Goals |
1. In the load-bearing wall thread, how many separate locations above the door frame did the original poster poke holes in?
2. Print the load-bearing wall thread's text between "I understand that" and "of the closet??", inclusive.

Document passage |
• • •

# Is this wall load bearing?



## bertfam (Sep 7, 2015)

Hi all,

I am new to the forum. I'd like to expand my son's room my widening the opening of his reach-in closet -- esentially, I want to remove the closet and just make it part of the room.  This involves removing about a foot of wall to either side, plus maybe 18" of wall that is between the ceiling and the casing on top of the closet opening (I believe this is called a header??) 

The room is on the 2nd story of our 1994 home. We are not the original owners, but I do have the original floor plans so I know that the 2nd floor hasn't been altered.

I understand that it is critical to determine whether these wall segments are load bearing. I am attaching a photo of our floor plan. My son's room is marked as "Bedroom #4."

Can anyone help me out? The attic joists do run perpendicular to the closet opening however I don't know whether perhaps the load is being borne by the back wall of the closet??


----------



## nealtw (Sep 7, 2015)

Welcome to the site.
The plan does not tell us anything. A header would be solid wood behind the drywall over the door to support a load from above. You can prove the door area is not load bearing by removing th drywall and see what is up there. You can go in the closet and drive a screw driver thru the drywall and if you find voids you will be fine. That does not mean you do not have a bearing point in one of those side walls. We can get into what to check for that but first look for the header above the door.


----------



## bertfam (Sep 7, 2015)

Thanks so much for that response. That was super helpful. Soooo, I gave this a try... poked a hole in 4 separate locations above the door frame --- and there is definitely something solid back there, everywhere I tried.   Is there a DIY workaround, or is this the type of situation one ought best to leave to professionals?


----------



## slownsteady (Sep 7, 2015)

Just take the doors off. The rest seems like a little gain for a lot of work. The attic hatchway will complicate this besides.
But let's take it one step further; is there a wall on the first floor directly below this wall? When you look into the attic, do the joists end on this header or the back wall? usually, the joists from either end will meet over a bearing wall.

• • •

(Items listed in a dataset)
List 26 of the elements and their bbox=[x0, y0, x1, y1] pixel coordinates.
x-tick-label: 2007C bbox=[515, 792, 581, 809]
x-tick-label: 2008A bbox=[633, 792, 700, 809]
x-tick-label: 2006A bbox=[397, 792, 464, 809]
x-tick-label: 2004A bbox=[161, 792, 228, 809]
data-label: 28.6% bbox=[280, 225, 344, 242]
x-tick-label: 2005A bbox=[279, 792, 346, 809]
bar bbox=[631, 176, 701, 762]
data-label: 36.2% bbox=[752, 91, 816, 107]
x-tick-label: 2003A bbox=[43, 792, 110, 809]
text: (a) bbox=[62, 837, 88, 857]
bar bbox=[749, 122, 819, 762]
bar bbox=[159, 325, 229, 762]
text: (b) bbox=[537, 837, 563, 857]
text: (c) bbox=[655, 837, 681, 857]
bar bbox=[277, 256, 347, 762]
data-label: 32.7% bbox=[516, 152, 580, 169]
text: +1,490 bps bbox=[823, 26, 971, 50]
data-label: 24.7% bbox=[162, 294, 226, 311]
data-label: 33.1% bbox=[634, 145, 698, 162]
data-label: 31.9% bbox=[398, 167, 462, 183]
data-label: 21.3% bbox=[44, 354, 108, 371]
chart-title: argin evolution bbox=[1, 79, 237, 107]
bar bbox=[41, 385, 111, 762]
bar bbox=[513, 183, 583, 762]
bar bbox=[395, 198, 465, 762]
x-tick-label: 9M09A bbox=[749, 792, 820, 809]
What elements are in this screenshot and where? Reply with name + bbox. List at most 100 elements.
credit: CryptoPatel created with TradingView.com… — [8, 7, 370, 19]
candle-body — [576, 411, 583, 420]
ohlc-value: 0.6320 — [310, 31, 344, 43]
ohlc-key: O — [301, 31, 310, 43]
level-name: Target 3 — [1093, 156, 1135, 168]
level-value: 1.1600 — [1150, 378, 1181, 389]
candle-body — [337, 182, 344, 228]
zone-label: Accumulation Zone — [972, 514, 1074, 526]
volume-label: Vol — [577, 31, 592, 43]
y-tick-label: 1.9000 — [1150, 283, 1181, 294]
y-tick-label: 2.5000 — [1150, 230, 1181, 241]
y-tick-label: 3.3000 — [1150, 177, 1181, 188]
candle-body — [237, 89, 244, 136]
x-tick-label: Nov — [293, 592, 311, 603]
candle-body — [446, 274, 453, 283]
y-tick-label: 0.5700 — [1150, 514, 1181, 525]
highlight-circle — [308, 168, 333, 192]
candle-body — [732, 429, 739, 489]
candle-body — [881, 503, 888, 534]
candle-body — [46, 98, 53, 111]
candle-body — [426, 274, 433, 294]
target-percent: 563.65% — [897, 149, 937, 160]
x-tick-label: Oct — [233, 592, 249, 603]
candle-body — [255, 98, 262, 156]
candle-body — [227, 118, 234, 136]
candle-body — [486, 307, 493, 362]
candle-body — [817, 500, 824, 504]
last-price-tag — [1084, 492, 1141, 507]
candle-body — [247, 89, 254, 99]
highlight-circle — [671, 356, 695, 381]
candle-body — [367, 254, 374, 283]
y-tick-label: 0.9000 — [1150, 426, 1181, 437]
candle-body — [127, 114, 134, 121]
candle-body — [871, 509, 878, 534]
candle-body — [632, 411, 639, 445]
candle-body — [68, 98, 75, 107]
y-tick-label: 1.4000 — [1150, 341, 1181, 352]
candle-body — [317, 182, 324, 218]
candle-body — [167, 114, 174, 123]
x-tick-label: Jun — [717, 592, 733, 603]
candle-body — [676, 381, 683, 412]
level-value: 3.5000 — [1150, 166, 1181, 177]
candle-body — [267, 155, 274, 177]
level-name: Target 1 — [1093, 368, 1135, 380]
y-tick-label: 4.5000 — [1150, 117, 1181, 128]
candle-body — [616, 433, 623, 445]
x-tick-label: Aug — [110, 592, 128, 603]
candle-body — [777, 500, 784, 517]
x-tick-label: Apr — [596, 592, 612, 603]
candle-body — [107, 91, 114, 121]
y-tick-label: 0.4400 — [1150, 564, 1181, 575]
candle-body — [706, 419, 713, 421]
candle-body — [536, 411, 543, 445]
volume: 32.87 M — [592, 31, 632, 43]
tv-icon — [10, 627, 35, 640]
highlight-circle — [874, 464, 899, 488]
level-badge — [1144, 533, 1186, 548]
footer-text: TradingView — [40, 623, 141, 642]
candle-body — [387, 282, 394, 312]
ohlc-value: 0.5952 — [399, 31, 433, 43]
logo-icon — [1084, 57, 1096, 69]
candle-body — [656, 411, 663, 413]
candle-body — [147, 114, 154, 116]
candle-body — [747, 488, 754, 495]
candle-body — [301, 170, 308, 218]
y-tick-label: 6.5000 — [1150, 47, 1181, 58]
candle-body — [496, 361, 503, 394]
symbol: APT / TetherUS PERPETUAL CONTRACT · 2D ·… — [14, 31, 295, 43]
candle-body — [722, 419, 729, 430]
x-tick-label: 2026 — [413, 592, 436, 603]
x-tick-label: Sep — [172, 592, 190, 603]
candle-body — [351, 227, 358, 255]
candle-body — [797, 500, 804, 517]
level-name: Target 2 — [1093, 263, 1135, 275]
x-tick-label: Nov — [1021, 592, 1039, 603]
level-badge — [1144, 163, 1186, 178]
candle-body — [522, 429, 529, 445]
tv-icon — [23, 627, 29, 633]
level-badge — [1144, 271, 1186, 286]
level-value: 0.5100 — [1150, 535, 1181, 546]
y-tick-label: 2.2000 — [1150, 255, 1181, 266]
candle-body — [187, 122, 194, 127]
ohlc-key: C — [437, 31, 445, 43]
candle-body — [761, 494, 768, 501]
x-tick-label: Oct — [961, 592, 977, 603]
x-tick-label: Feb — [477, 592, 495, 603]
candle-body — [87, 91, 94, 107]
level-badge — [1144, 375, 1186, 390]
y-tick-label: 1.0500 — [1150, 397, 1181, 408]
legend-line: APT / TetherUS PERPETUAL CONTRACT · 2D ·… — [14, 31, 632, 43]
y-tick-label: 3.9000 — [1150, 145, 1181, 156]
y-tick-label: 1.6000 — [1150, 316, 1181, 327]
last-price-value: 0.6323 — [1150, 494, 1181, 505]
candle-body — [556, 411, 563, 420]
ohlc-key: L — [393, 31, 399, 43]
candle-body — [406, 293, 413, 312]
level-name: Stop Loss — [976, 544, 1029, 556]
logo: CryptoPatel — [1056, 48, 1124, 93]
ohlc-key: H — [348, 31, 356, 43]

• • •

Per-task outputs |
1. Four locations.

2.
I understand that it is critical to determine whether these wall segments are load bearing. I am attaching a photo of our floor plan. My son's room is marked as "Bedroom #4."

Can anyone help me out? The attic joists do run perpendicular to the closet opening however I don't know whether perhaps the load is being borne by the back wall of the closet??